### Items:
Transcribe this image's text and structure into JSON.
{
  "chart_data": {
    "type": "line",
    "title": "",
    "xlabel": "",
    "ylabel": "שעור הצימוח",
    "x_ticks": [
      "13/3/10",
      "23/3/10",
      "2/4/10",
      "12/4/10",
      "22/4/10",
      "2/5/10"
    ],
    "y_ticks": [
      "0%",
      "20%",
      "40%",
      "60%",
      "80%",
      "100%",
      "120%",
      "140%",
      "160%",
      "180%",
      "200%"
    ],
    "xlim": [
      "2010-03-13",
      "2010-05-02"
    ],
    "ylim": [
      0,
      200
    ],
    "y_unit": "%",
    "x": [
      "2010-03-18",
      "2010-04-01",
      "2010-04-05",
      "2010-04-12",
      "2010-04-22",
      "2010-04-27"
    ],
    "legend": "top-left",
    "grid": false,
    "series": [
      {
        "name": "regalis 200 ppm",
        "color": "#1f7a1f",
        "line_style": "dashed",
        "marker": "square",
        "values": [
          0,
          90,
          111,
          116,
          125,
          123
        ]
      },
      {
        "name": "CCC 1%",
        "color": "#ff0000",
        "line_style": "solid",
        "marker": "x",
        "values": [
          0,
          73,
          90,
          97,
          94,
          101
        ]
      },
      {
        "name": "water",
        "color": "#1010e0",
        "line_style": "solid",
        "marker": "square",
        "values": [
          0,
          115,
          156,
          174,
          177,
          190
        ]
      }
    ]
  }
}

### Written exercise:
Here, the records must be output exactly and in full.

### Exercise solution:
Transcribe this image's text and structure into JSON.
{
  "chart_data": {
    "type": "line",
    "title": "",
    "xlabel": "",
    "ylabel": "שעור הצימוח",
    "x_ticks": [
      "13/3/10",
      "23/3/10",
      "2/4/10",
      "12/4/10",
      "22/4/10",
      "2/5/10"
    ],
    "y_ticks": [
      "0%",
      "20%",
      "40%",
      "60%",
      "80%",
      "100%",
      "120%",
      "140%",
      "160%",
      "180%",
      "200%"
    ],
    "xlim": [
      "2010-03-13",
      "2010-05-02"
    ],
    "ylim": [
      0,
      200
    ],
    "y_unit": "%",
    "x": [
      "2010-03-18",
      "2010-04-01",
      "2010-04-05",
      "2010-04-12",
      "2010-04-22",
      "2010-04-27"
    ],
    "legend": "top-left",
    "grid": false,
    "series": [
      {
        "name": "regalis 200 ppm",
        "color": "#1f7a1f",
        "line_style": "dashed",
        "marker": "square",
        "values": [
          0,
          90,
          111,
          116,
          125,
          123
        ]
      },
      {
        "name": "CCC 1%",
        "color": "#ff0000",
        "line_style": "solid",
        "marker": "x",
        "values": [
          0,
          73,
          90,
          97,
          94,
          101
        ]
      },
      {
        "name": "water",
        "color": "#1010e0",
        "line_style": "solid",
        "marker": "square",
        "values": [
          0,
          115,
          156,
          174,
          177,
          190
        ]
      }
    ]
  }
}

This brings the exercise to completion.